» **Provided passage**
****************************************

Council update, June 21-22, 2008

Happy summer solstice, everyone -- I hear that the summer solstice float was at an all-time high, with 38 canoes!

Here are some highlights of what has been in front of Council recently, and will be in front of Council on Monday:


Well, as you may know from reading the paper, my initiative on financial disclosure went nowhere.  Thanks to the folks who sent supportive comments after the meeting!  A couple of people have asked me why I thought this was important, so I just want to take a moment to show you what is required of town councillors in British Columbia.

First, they must disclose their financial interests, including:

  • The name of each corporation in which they hold one or more shares

  • The name of each creditor to whom they owe a debt, with a few exceptions (such as  their house mortgages)

  • The name of each business or organization located in their town from which they receive financial remuneration.

  • All lands other than their personal residence in which they own an interest

  • Similar information to the above for any corporation in which they own a 30% or higher share

Then, if they enter into a contract with the municipality while they are serving councillors, or anytime within the first six months after they leave office, that contract has to be announced at the next council meeting open to the public.

It seems to me that citizens in British Columbia are given the opportunity to know about council members' financial interests and business dealings with the municipality without having to ask. I thought that was a good standard of transparency, worth trying to introduce here. 

In British Columbia, councillors have to file all this information at the Town Hall, and any resident can view the information on request.  Since I think this is important, here's what I've decided to do.  I will prepare a summary of the above information, as it applies to me and my husband.  Any resident of Banff who wants to see it can just send me an email with their mailing address, and I'll mail it out to them.  That way, I'll personally be providing the disclosure that I believe is important. 

Do let me know if you want a copy!


Public hearing is Monday at 2 pm.  I sent out an email on this already, but I just want to add one thing. 

Several people have mentioned on their questionnaires that they are disappointed that first reading was passed by council, that it happened before the comments due date, etc.  Unfortunately, I think the standard process that we always follow has led to some confusion.

In order to get a bylaw amendment on the table for discussion, Council has to pass first reading.  Voting for first reading doesn't mean that people support the bylaw - it just means that they agree that it needs to be discussed and to have a public hearing so that all points of view can be heard. They're just saying "This issue is out there and needs to be discussed, and we need to invite the public to join that discussion in a formal way, as required by our land use bylaw and the Municipal Government Act".

 If you look at administration's report in the last council package, you'll see that they just recommended first reading and public hearing.  I know that they are committed to a thorough and open public process, and I know that council feels the same.  At the end of the process, a decision may be made to pass the amendment, to defeat it, to postpone it (as some of you have suggested), or to change the way it's written and consider that new version.  Nothing is predetermined at this point. I hope that you can make it to the public hearing, or provide your comments on a comment form.  To see how, go to, and click on the Cave Avenue link on the front page. 


You'll find an interesting and thorough description of the town's employee development program in the report that goes with this request -- you'll see it at  starting on page 75.  I'm going to listen to the case for this carefully, and weigh the pros and cons.  However, a major concern for me is that the Town is already forecasting going over budget in 2008.  With that in mind, I'll be asking where else we're going to cut if we want to make this change possible.

****************************************

» **Stated exercise 1**
According to the council update, how many canoes took part in the summer solstice float?
The council update has nothing to do with the listing that comes next.

» **Supplied data**
****************************************

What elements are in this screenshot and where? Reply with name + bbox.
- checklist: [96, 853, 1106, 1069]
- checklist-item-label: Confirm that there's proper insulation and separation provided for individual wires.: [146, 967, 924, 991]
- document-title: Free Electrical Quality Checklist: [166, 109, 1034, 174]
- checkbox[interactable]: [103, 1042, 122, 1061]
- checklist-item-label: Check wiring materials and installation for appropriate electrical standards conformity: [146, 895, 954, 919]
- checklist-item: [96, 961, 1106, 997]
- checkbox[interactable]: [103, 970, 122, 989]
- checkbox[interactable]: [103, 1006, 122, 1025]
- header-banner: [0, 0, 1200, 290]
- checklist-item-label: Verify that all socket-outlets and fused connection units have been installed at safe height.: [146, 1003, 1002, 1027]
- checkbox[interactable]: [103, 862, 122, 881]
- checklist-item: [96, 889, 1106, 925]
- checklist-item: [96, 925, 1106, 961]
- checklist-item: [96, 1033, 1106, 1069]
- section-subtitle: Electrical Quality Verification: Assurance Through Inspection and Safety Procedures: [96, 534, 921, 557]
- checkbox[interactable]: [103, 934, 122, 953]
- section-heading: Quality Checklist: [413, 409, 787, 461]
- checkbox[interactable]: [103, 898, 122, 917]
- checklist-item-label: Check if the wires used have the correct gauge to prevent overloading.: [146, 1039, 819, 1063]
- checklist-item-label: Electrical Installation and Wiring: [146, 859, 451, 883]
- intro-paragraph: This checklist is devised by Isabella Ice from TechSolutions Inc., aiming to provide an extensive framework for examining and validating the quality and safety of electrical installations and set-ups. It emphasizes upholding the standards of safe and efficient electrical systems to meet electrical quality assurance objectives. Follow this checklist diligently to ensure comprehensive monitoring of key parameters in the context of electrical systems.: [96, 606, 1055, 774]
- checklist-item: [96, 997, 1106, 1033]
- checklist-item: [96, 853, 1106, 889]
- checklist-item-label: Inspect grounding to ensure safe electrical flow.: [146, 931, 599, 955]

****************************************

» **Stated exercise 2**
Copy out the listing word for word, from its first line through the line containing "- checklist-item: [96, 925, 1106, 961]", including both.

» **Task answer 1**
38 canoes

» **Task answer 2**
What elements are in this screenshot and where? Reply with name + bbox.
- checklist: [96, 853, 1106, 1069]
- checklist-item-label: Confirm that there's proper insulation and separation provided for individual wires.: [146, 967, 924, 991]
- document-title: Free Electrical Quality Checklist: [166, 109, 1034, 174]
- checkbox[interactable]: [103, 1042, 122, 1061]
- checklist-item-label: Check wiring materials and installation for appropriate electrical standards conformity: [146, 895, 954, 919]
- checklist-item: [96, 961, 1106, 997]
- checkbox[interactable]: [103, 970, 122, 989]
- checkbox[interactable]: [103, 1006, 122, 1025]
- header-banner: [0, 0, 1200, 290]
- checklist-item-label: Verify that all socket-outlets and fused connection units have been installed at safe height.: [146, 1003, 1002, 1027]
- checkbox[interactable]: [103, 862, 122, 881]
- checklist-item: [96, 889, 1106, 925]
- checklist-item: [96, 925, 1106, 961]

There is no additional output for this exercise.